### Do this
What is needed here is an exact copy of every entry.
* BEGIN Extracted information *
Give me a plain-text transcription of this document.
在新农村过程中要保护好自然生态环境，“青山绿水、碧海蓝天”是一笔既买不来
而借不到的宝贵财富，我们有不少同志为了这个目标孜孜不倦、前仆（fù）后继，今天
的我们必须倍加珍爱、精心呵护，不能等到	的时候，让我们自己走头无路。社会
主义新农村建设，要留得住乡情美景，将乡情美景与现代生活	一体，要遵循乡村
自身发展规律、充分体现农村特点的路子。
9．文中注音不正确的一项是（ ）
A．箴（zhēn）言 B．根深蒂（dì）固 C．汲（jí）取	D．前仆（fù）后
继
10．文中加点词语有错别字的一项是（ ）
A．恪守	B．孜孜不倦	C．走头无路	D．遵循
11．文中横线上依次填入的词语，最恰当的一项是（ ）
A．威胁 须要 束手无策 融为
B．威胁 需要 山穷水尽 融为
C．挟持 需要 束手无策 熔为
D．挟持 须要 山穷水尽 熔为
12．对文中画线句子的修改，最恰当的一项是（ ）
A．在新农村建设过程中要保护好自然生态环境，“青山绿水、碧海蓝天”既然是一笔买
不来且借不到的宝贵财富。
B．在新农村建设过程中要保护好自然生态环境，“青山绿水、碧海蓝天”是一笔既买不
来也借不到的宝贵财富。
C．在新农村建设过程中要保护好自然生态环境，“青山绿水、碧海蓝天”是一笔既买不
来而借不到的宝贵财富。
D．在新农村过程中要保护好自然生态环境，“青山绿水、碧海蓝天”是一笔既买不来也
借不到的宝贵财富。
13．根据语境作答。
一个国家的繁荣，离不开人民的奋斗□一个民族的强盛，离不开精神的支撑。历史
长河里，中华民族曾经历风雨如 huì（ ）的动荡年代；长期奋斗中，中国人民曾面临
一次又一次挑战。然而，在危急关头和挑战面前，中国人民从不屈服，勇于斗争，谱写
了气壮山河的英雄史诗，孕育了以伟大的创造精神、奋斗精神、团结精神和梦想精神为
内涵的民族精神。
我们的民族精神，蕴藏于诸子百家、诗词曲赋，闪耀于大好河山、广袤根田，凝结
* END Extracted information *
### Output
Give me a plain-text transcription of this document.
在新农村过程中要保护好自然生态环境，“青山绿水、碧海蓝天”是一笔既买不来
而借不到的宝贵财富，我们有不少同志为了这个目标孜孜不倦、前仆（fù）后继，今天
的我们必须倍加珍爱、精心呵护，不能等到	的时候，让我们自己走头无路。社会
主义新农村建设，要留得住乡情美景，将乡情美景与现代生活	一体，要遵循乡村
自身发展规律、充分体现农村特点的路子。
9．文中注音不正确的一项是（ ）
A．箴（zhēn）言 B．根深蒂（dì）固 C．汲（jí）取	D．前仆（fù）后
继
10．文中加点词语有错别字的一项是（ ）
A．恪守	B．孜孜不倦	C．走头无路	D．遵循
11．文中横线上依次填入的词语，最恰当的一项是（ ）
A．威胁 须要 束手无策 融为
B．威胁 需要 山穷水尽 融为
C．挟持 需要 束手无策 熔为
D．挟持 须要 山穷水尽 熔为
12．对文中画线句子的修改，最恰当的一项是（ ）
A．在新农村建设过程中要保护好自然生态环境，“青山绿水、碧海蓝天”既然是一笔买
不来且借不到的宝贵财富。
B．在新农村建设过程中要保护好自然生态环境，“青山绿水、碧海蓝天”是一笔既买不
来也借不到的宝贵财富。
C．在新农村建设过程中要保护好自然生态环境，“青山绿水、碧海蓝天”是一笔既买不
来而借不到的宝贵财富。
D．在新农村过程中要保护好自然生态环境，“青山绿水、碧海蓝天”是一笔既买不来也
借不到的宝贵财富。
13．根据语境作答。
一个国家的繁荣，离不开人民的奋斗□一个民族的强盛，离不开精神的支撑。历史
长河里，中华民族曾经历风雨如 huì（ ）的动荡年代；长期奋斗中，中国人民曾面临
一次又一次挑战。然而，在危急关头和挑战面前，中国人民从不屈服，勇于斗争，谱写
了气壮山河的英雄史诗，孕育了以伟大的创造精神、奋斗精神、团结精神和梦想精神为
内涵的民族精神。
我们的民族精神，蕴藏于诸子百家、诗词曲赋，闪耀于大好河山、广袤根田，凝结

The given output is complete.